Stated exercise -> In the listing below, locate the lines that hold "from" and copy them.

Part of a data file:
──────────────────────────────

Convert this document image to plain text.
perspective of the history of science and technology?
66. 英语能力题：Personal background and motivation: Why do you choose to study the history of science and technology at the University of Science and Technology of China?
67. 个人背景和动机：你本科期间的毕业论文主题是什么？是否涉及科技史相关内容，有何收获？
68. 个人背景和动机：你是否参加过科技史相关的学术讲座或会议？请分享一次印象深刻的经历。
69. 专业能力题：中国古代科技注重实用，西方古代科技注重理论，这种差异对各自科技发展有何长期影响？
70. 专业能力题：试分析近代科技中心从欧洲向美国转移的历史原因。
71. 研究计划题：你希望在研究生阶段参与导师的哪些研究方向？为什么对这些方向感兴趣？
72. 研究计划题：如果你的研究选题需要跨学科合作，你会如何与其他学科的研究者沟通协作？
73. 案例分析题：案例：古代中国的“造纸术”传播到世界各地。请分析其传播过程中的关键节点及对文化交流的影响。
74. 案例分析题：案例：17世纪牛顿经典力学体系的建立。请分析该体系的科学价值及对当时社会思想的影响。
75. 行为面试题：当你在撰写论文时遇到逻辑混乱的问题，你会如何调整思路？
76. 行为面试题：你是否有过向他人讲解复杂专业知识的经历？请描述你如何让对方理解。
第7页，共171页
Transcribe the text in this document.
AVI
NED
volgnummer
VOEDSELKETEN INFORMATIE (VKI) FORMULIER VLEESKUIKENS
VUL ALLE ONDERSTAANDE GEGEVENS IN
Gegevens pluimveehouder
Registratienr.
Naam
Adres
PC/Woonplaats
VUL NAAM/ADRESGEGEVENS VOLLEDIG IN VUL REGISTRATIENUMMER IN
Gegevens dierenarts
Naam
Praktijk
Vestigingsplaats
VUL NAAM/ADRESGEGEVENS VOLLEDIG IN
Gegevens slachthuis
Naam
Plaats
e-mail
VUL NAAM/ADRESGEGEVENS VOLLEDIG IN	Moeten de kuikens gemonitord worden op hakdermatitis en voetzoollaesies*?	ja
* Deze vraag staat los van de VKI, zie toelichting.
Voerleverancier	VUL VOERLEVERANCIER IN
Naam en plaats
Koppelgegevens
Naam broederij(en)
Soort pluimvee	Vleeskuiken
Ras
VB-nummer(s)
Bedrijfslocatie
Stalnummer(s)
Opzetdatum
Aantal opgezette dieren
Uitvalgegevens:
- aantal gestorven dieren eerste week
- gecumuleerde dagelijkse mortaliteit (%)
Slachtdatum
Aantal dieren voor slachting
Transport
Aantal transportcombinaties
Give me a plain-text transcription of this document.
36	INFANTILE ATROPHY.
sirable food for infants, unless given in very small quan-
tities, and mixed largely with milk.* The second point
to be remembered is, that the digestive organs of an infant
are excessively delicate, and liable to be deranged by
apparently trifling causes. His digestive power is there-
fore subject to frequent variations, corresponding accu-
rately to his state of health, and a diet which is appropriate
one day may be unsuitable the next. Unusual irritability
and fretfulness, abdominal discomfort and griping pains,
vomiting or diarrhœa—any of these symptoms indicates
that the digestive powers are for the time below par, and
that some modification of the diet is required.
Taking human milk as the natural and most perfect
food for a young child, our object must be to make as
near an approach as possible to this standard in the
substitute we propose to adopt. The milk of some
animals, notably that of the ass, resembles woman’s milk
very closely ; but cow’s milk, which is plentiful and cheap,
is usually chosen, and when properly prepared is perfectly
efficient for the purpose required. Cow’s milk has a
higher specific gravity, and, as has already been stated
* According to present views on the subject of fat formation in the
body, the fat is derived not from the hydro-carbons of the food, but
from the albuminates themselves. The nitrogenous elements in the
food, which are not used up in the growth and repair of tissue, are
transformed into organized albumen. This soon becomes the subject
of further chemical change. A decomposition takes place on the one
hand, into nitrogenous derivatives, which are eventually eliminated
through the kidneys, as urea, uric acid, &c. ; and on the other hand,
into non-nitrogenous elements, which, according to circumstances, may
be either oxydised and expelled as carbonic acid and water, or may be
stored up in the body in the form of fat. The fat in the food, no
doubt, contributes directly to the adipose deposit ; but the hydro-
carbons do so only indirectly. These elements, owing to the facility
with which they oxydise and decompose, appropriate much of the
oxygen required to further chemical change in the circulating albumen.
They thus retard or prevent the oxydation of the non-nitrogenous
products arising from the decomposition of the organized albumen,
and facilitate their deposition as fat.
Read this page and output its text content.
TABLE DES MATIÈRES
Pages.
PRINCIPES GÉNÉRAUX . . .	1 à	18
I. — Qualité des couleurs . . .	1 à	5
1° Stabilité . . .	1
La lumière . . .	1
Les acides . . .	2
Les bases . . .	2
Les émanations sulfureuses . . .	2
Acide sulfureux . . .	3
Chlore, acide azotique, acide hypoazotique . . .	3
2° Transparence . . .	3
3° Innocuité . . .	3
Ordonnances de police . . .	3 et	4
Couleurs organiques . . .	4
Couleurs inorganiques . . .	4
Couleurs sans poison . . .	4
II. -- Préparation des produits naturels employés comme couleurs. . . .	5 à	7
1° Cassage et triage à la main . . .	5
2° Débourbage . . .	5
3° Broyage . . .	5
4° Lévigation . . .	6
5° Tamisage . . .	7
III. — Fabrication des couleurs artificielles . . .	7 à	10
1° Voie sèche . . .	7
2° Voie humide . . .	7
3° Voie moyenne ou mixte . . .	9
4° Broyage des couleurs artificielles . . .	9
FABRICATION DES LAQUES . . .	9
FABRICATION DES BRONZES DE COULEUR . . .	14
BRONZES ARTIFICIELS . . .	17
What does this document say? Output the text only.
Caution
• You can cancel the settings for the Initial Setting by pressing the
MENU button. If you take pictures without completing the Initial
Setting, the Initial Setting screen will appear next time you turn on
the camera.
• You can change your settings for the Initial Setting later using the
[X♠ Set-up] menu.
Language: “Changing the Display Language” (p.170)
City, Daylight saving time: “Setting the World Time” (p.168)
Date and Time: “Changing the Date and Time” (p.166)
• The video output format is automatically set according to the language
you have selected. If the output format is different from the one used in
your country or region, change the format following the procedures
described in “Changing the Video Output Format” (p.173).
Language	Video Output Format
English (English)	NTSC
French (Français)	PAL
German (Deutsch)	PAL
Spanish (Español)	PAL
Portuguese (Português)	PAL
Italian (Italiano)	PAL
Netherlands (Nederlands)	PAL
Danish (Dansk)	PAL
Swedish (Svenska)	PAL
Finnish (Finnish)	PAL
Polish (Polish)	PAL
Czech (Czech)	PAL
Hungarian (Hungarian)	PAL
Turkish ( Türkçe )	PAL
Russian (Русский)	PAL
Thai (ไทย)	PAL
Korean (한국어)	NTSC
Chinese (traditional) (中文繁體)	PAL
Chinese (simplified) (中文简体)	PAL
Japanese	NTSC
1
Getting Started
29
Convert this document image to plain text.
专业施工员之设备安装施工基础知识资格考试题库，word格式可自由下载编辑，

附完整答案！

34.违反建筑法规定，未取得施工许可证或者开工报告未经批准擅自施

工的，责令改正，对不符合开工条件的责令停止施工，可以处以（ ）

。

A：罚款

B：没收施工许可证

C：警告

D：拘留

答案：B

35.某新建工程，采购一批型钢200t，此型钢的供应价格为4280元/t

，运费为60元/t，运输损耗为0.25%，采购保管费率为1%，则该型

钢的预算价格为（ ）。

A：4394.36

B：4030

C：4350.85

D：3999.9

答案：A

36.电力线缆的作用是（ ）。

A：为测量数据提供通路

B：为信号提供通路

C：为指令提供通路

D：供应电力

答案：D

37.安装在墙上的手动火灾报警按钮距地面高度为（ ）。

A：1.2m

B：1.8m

──────────────────────────────

Written answer ->
body, the fat is derived not from the hydro-carbons of the food, but
from the albuminates themselves. The nitrogenous elements in the
products arising from the decomposition of the organized albumen,
you have selected. If the output format is different from the one used in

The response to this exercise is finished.